**Exercise instructions:** Return all lines in the material below that contain "screenshot".

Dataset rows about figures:
—————
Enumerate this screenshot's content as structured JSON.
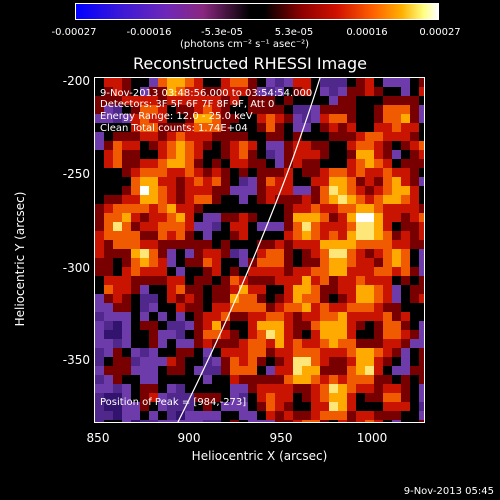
{
  "colorbar": {
    "ticks": [
      "-0.00027",
      "-0.00016",
      "-5.3e-05",
      "5.3e-05",
      "0.00016",
      "0.00027"
    ],
    "units": "(photons cm⁻² s⁻¹ asec⁻²)"
  },
  "title": "Reconstructed RHESSI Image",
  "annotations": {
    "time_range": "9-Nov-2013 03:48:56.000 to 03:54:54.000",
    "detectors": "Detectors: 3F 5F 6F 7F 8F 9F, Att 0",
    "energy": "Energy Range: 12.0 - 25.0 keV",
    "clean": "Clean    Total counts: 1.74E+04",
    "peak": "Position of Peak = [984,-273]"
  },
  "axes": {
    "xlabel": "Heliocentric X (arcsec)",
    "ylabel": "Heliocentric Y (arcsec)",
    "xticks": [
      "850",
      "900",
      "950",
      "1000"
    ],
    "yticks": [
      "-200",
      "-250",
      "-300",
      "-350"
    ]
  },
  "footer": "9-Nov-2013 05:45"
}
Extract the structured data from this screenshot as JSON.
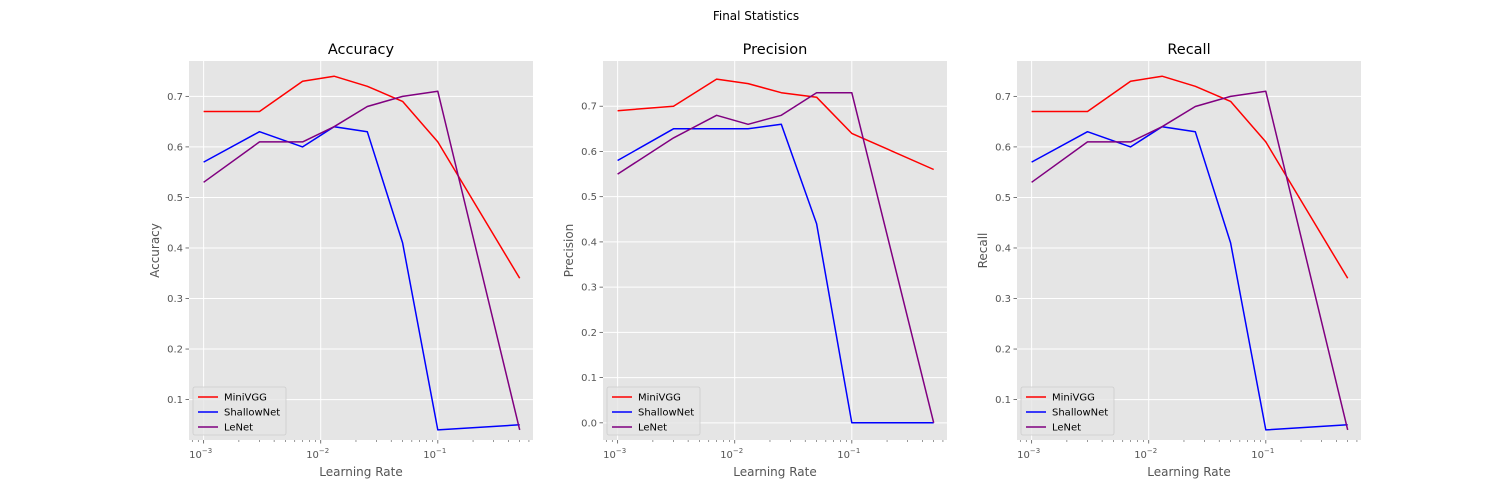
{
  "figure": {
    "suptitle": "Final Statistics"
  },
  "legend": {
    "placement": "lower-left"
  },
  "colors": {
    "MiniVGG": "#ff0000",
    "ShallowNet": "#0000ff",
    "LeNet": "#800080",
    "background": "#e5e5e5",
    "grid": "#ffffff"
  },
  "chart_data": [
    {
      "type": "line",
      "title": "Accuracy",
      "xlabel": "Learning Rate",
      "ylabel": "Accuracy",
      "xscale": "log",
      "xlim": [
        0.00075,
        0.65
      ],
      "ylim": [
        0.02,
        0.77
      ],
      "xticks": [
        {
          "value": 0.001,
          "base": "10",
          "exp": "−3"
        },
        {
          "value": 0.01,
          "base": "10",
          "exp": "−2"
        },
        {
          "value": 0.1,
          "base": "10",
          "exp": "−1"
        }
      ],
      "yticks": [
        {
          "value": 0.1,
          "label": "0.1"
        },
        {
          "value": 0.2,
          "label": "0.2"
        },
        {
          "value": 0.3,
          "label": "0.3"
        },
        {
          "value": 0.4,
          "label": "0.4"
        },
        {
          "value": 0.5,
          "label": "0.5"
        },
        {
          "value": 0.6,
          "label": "0.6"
        },
        {
          "value": 0.7,
          "label": "0.7"
        }
      ],
      "grid": true,
      "series": [
        {
          "name": "MiniVGG",
          "color": "#ff0000",
          "x": [
            0.001,
            0.003,
            0.007,
            0.013,
            0.025,
            0.05,
            0.1,
            0.5
          ],
          "y": [
            0.67,
            0.67,
            0.73,
            0.74,
            0.72,
            0.69,
            0.61,
            0.34
          ]
        },
        {
          "name": "ShallowNet",
          "color": "#0000ff",
          "x": [
            0.001,
            0.003,
            0.007,
            0.013,
            0.025,
            0.05,
            0.1,
            0.5
          ],
          "y": [
            0.57,
            0.63,
            0.6,
            0.64,
            0.63,
            0.41,
            0.04,
            0.05
          ]
        },
        {
          "name": "LeNet",
          "color": "#800080",
          "x": [
            0.001,
            0.003,
            0.007,
            0.013,
            0.025,
            0.05,
            0.1,
            0.5
          ],
          "y": [
            0.53,
            0.61,
            0.61,
            0.64,
            0.68,
            0.7,
            0.71,
            0.04
          ]
        }
      ]
    },
    {
      "type": "line",
      "title": "Precision",
      "xlabel": "Learning Rate",
      "ylabel": "Precision",
      "xscale": "log",
      "xlim": [
        0.00075,
        0.65
      ],
      "ylim": [
        -0.038,
        0.8
      ],
      "xticks": [
        {
          "value": 0.001,
          "base": "10",
          "exp": "−3"
        },
        {
          "value": 0.01,
          "base": "10",
          "exp": "−2"
        },
        {
          "value": 0.1,
          "base": "10",
          "exp": "−1"
        }
      ],
      "yticks": [
        {
          "value": 0.0,
          "label": "0.0"
        },
        {
          "value": 0.1,
          "label": "0.1"
        },
        {
          "value": 0.2,
          "label": "0.2"
        },
        {
          "value": 0.3,
          "label": "0.3"
        },
        {
          "value": 0.4,
          "label": "0.4"
        },
        {
          "value": 0.5,
          "label": "0.5"
        },
        {
          "value": 0.6,
          "label": "0.6"
        },
        {
          "value": 0.7,
          "label": "0.7"
        }
      ],
      "grid": true,
      "series": [
        {
          "name": "MiniVGG",
          "color": "#ff0000",
          "x": [
            0.001,
            0.003,
            0.007,
            0.013,
            0.025,
            0.05,
            0.1,
            0.5
          ],
          "y": [
            0.69,
            0.7,
            0.76,
            0.75,
            0.73,
            0.72,
            0.64,
            0.56
          ]
        },
        {
          "name": "ShallowNet",
          "color": "#0000ff",
          "x": [
            0.001,
            0.003,
            0.007,
            0.013,
            0.025,
            0.05,
            0.1,
            0.5
          ],
          "y": [
            0.58,
            0.65,
            0.65,
            0.65,
            0.66,
            0.44,
            0.0,
            0.0
          ]
        },
        {
          "name": "LeNet",
          "color": "#800080",
          "x": [
            0.001,
            0.003,
            0.007,
            0.013,
            0.025,
            0.05,
            0.1,
            0.5
          ],
          "y": [
            0.55,
            0.63,
            0.68,
            0.66,
            0.68,
            0.73,
            0.73,
            0.0
          ]
        }
      ]
    },
    {
      "type": "line",
      "title": "Recall",
      "xlabel": "Learning Rate",
      "ylabel": "Recall",
      "xscale": "log",
      "xlim": [
        0.00075,
        0.65
      ],
      "ylim": [
        0.02,
        0.77
      ],
      "xticks": [
        {
          "value": 0.001,
          "base": "10",
          "exp": "−3"
        },
        {
          "value": 0.01,
          "base": "10",
          "exp": "−2"
        },
        {
          "value": 0.1,
          "base": "10",
          "exp": "−1"
        }
      ],
      "yticks": [
        {
          "value": 0.1,
          "label": "0.1"
        },
        {
          "value": 0.2,
          "label": "0.2"
        },
        {
          "value": 0.3,
          "label": "0.3"
        },
        {
          "value": 0.4,
          "label": "0.4"
        },
        {
          "value": 0.5,
          "label": "0.5"
        },
        {
          "value": 0.6,
          "label": "0.6"
        },
        {
          "value": 0.7,
          "label": "0.7"
        }
      ],
      "grid": true,
      "series": [
        {
          "name": "MiniVGG",
          "color": "#ff0000",
          "x": [
            0.001,
            0.003,
            0.007,
            0.013,
            0.025,
            0.05,
            0.1,
            0.5
          ],
          "y": [
            0.67,
            0.67,
            0.73,
            0.74,
            0.72,
            0.69,
            0.61,
            0.34
          ]
        },
        {
          "name": "ShallowNet",
          "color": "#0000ff",
          "x": [
            0.001,
            0.003,
            0.007,
            0.013,
            0.025,
            0.05,
            0.1,
            0.5
          ],
          "y": [
            0.57,
            0.63,
            0.6,
            0.64,
            0.63,
            0.41,
            0.04,
            0.05
          ]
        },
        {
          "name": "LeNet",
          "color": "#800080",
          "x": [
            0.001,
            0.003,
            0.007,
            0.013,
            0.025,
            0.05,
            0.1,
            0.5
          ],
          "y": [
            0.53,
            0.61,
            0.61,
            0.64,
            0.68,
            0.7,
            0.71,
            0.04
          ]
        }
      ]
    }
  ]
}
—————
**Solution to the problem:**
Enumerate this screenshot's content as structured JSON.
Extract the structured data from this screenshot as JSON.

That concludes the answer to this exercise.